>> BEGIN Dataset records

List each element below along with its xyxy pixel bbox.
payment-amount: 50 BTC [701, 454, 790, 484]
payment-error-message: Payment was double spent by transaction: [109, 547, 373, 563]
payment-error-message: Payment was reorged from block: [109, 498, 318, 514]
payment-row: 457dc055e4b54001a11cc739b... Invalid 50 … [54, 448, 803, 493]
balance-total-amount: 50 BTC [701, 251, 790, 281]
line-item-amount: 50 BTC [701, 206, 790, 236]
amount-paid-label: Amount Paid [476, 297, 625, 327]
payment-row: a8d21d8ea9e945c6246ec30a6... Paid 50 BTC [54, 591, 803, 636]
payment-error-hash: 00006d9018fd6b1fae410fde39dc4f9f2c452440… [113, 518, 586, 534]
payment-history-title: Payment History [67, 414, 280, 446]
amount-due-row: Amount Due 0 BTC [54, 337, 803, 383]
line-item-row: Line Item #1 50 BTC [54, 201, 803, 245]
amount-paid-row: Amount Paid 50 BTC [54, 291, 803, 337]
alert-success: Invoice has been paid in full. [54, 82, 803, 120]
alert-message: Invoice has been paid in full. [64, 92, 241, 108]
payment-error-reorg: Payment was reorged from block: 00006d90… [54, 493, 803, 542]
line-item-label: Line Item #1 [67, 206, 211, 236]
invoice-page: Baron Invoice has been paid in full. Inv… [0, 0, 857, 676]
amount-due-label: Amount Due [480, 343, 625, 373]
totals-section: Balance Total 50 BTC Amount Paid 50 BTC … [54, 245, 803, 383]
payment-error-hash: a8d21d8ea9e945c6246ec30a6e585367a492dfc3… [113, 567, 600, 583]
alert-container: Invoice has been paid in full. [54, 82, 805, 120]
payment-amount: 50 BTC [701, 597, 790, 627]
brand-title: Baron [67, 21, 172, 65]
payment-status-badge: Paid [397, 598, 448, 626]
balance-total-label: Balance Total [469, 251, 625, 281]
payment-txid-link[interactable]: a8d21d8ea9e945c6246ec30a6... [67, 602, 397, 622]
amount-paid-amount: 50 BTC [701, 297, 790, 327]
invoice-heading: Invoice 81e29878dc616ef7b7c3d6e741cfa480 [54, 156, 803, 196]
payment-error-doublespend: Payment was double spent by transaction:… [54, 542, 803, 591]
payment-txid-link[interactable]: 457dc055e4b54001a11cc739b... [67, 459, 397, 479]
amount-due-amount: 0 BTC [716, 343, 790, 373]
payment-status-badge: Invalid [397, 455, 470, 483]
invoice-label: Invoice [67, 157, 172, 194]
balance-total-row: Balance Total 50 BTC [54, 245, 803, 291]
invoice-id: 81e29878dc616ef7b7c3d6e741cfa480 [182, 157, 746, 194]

>> END Dataset records
>> BEGIN Dataset records

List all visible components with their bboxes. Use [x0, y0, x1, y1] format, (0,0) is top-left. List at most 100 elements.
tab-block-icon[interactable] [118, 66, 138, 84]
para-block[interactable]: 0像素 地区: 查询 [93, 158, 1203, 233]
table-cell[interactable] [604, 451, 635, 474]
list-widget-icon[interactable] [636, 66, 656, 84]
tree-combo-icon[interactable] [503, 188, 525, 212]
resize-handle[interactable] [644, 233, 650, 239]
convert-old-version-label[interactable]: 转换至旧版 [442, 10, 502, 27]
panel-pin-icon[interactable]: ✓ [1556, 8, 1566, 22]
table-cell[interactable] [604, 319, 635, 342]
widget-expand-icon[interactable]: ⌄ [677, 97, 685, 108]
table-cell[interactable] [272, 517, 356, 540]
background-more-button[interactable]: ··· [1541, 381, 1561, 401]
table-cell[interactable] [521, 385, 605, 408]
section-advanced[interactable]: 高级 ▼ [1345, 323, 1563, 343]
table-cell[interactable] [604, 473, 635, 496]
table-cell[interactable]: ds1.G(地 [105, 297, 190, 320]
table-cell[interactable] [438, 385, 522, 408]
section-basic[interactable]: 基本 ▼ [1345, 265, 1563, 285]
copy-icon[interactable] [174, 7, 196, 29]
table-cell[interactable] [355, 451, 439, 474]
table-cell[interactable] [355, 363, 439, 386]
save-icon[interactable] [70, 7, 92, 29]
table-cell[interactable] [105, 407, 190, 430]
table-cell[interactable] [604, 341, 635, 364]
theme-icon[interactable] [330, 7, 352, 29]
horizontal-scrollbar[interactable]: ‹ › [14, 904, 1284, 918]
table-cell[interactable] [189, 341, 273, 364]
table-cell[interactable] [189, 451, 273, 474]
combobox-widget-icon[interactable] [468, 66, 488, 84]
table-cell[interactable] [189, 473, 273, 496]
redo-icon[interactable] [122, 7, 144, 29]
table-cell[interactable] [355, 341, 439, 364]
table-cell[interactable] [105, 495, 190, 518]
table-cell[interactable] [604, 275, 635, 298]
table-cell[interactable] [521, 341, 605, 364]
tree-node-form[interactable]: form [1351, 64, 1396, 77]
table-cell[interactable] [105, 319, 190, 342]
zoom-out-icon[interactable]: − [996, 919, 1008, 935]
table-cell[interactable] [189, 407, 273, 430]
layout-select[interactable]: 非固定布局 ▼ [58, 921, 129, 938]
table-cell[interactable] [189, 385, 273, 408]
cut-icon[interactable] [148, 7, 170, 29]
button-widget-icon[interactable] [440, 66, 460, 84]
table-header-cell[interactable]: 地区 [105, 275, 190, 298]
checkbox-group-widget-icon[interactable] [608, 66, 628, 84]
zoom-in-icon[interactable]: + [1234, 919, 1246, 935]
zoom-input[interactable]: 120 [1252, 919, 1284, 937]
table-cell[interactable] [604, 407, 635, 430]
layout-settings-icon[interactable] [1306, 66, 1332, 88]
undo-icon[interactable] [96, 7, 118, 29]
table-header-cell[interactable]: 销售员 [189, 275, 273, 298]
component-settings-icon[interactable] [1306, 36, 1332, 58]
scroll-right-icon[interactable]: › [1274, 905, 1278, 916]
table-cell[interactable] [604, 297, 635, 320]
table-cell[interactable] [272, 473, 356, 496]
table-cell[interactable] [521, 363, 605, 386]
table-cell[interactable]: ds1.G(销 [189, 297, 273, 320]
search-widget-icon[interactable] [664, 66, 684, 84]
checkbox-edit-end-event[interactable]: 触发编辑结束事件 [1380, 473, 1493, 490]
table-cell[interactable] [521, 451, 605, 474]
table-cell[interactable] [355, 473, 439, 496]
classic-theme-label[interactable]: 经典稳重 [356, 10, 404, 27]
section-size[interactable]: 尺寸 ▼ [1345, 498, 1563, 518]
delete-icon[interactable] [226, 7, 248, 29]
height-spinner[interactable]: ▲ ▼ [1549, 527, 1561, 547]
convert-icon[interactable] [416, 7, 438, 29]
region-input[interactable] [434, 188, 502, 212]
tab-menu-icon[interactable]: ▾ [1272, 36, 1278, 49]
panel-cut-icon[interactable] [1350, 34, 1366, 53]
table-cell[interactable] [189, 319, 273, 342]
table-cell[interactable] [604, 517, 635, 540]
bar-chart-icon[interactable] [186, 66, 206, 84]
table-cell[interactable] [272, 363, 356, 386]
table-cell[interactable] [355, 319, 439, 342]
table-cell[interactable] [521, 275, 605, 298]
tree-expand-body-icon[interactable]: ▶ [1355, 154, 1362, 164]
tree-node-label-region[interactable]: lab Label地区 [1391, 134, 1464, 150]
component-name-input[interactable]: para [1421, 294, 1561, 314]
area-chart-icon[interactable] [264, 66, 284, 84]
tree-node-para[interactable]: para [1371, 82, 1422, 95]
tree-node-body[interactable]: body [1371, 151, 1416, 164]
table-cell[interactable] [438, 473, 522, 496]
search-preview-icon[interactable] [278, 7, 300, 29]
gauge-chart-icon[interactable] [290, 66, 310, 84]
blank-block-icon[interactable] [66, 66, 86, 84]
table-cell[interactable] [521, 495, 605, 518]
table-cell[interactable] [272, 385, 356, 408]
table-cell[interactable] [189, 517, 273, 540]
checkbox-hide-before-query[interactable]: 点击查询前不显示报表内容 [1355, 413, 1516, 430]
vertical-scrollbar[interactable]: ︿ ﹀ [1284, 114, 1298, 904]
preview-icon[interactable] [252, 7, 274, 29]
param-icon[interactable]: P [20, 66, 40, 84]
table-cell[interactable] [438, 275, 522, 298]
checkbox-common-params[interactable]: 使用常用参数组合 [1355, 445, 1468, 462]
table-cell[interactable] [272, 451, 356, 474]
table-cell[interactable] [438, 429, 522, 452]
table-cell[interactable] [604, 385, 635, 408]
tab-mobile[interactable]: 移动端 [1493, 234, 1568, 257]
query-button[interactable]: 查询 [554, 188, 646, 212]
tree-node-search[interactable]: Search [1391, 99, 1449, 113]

>> END Dataset records

§ Written exercise
Starting at the line containing "List each element" and ending with the line containing "payment-row: a8d21d8ea9e945c6246ec30a6... Paid", rename "payment-error-message" to "payment-error-text" and reproduce those lines with every other word left unchanged.

§ Output below
List each element below along with its xyxy pixel bbox.
payment-amount: 50 BTC [701, 454, 790, 484]
payment-error-text: Payment was double spent by transaction: [109, 547, 373, 563]
payment-error-text: Payment was reorged from block: [109, 498, 318, 514]
payment-row: 457dc055e4b54001a11cc739b... Invalid 50 … [54, 448, 803, 493]
balance-total-amount: 50 BTC [701, 251, 790, 281]
line-item-amount: 50 BTC [701, 206, 790, 236]
amount-paid-label: Amount Paid [476, 297, 625, 327]
payment-row: a8d21d8ea9e945c6246ec30a6... Paid 50 BTC [54, 591, 803, 636]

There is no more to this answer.